:: Provided information
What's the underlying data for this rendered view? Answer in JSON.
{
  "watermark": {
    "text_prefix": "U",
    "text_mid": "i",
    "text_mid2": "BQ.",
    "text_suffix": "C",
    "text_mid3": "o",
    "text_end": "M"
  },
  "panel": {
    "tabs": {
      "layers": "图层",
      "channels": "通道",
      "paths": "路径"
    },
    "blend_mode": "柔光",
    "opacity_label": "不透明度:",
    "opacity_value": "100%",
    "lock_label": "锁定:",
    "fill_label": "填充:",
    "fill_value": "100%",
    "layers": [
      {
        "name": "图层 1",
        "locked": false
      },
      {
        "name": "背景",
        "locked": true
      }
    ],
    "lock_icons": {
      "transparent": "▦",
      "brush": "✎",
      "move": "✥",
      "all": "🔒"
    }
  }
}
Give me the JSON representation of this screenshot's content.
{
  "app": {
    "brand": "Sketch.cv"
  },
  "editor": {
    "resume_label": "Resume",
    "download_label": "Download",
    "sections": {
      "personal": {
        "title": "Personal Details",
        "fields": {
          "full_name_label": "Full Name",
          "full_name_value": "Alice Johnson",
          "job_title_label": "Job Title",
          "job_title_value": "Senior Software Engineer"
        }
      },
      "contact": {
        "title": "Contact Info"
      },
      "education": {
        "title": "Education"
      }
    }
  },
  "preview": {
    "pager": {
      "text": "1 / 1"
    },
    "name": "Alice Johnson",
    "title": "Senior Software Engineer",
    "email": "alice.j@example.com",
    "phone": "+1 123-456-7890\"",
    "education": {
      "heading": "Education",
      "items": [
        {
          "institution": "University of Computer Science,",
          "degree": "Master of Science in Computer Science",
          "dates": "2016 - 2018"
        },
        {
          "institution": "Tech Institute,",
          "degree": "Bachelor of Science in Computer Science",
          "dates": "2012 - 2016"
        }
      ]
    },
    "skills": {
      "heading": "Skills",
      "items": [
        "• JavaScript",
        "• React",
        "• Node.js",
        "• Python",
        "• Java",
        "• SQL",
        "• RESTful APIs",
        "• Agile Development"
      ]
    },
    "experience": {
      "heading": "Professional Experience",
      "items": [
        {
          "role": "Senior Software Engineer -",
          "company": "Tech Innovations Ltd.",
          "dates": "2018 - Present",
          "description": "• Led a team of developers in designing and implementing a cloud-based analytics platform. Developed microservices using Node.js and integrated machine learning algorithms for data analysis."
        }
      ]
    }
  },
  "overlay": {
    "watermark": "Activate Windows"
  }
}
::::
*What is expected*.
Type the material above out again, exactly.

*Solution to this exercise*.
What's the underlying data for this rendered view? Answer in JSON.
{
  "watermark": {
    "text_prefix": "U",
    "text_mid": "i",
    "text_mid2": "BQ.",
    "text_suffix": "C",
    "text_mid3": "o",
    "text_end": "M"
  },
  "panel": {
    "tabs": {
      "layers": "图层",
      "channels": "通道",
      "paths": "路径"
    },
    "blend_mode": "柔光",
    "opacity_label": "不透明度:",
    "opacity_value": "100%",
    "lock_label": "锁定:",
    "fill_label": "填充:",
    "fill_value": "100%",
    "layers": [
      {
        "name": "图层 1",
        "locked": false
      },
      {
        "name": "背景",
        "locked": true
      }
    ],
    "lock_icons": {
      "transparent": "▦",
      "brush": "✎",
      "move": "✥",
      "all": "🔒"
    }
  }
}
Give me the JSON representation of this screenshot's content.
{
  "app": {
    "brand": "Sketch.cv"
  },
  "editor": {
    "resume_label": "Resume",
    "download_label": "Download",
    "sections": {
      "personal": {
        "title": "Personal Details",
        "fields": {
          "full_name_label": "Full Name",
          "full_name_value": "Alice Johnson",
          "job_title_label": "Job Title",
          "job_title_value": "Senior Software Engineer"
        }
      },
      "contact": {
        "title": "Contact Info"
      },
      "education": {
        "title": "Education"
      }
    }
  },
  "preview": {
    "pager": {
      "text": "1 / 1"
    },
    "name": "Alice Johnson",
    "title": "Senior Software Engineer",
    "email": "alice.j@example.com",
    "phone": "+1 123-456-7890\"",
    "education": {
      "heading": "Education",
      "items": [
        {
          "institution": "University of Computer Science,",
          "degree": "Master of Science in Computer Science",
          "dates": "2016 - 2018"
        },
        {
          "institution": "Tech Institute,",
          "degree": "Bachelor of Science in Computer Science",
          "dates": "2012 - 2016"
        }
      ]
    },
    "skills": {
      "heading": "Skills",
      "items": [
        "• JavaScript",
        "• React",
        "• Node.js",
        "• Python",
        "• Java",
        "• SQL",
        "• RESTful APIs",
        "• Agile Development"
      ]
    },
    "experience": {
      "heading": "Professional Experience",
      "items": [
        {
          "role": "Senior Software Engineer -",
          "company": "Tech Innovations Ltd.",
          "dates": "2018 - Present",
          "description": "• Led a team of developers in designing and implementing a cloud-based analytics platform. Developed microservices using Node.js and integrated machine learning algorithms for data analysis."
        }
      ]
    }
  },
  "overlay": {
    "watermark": "Activate Windows"
  }
}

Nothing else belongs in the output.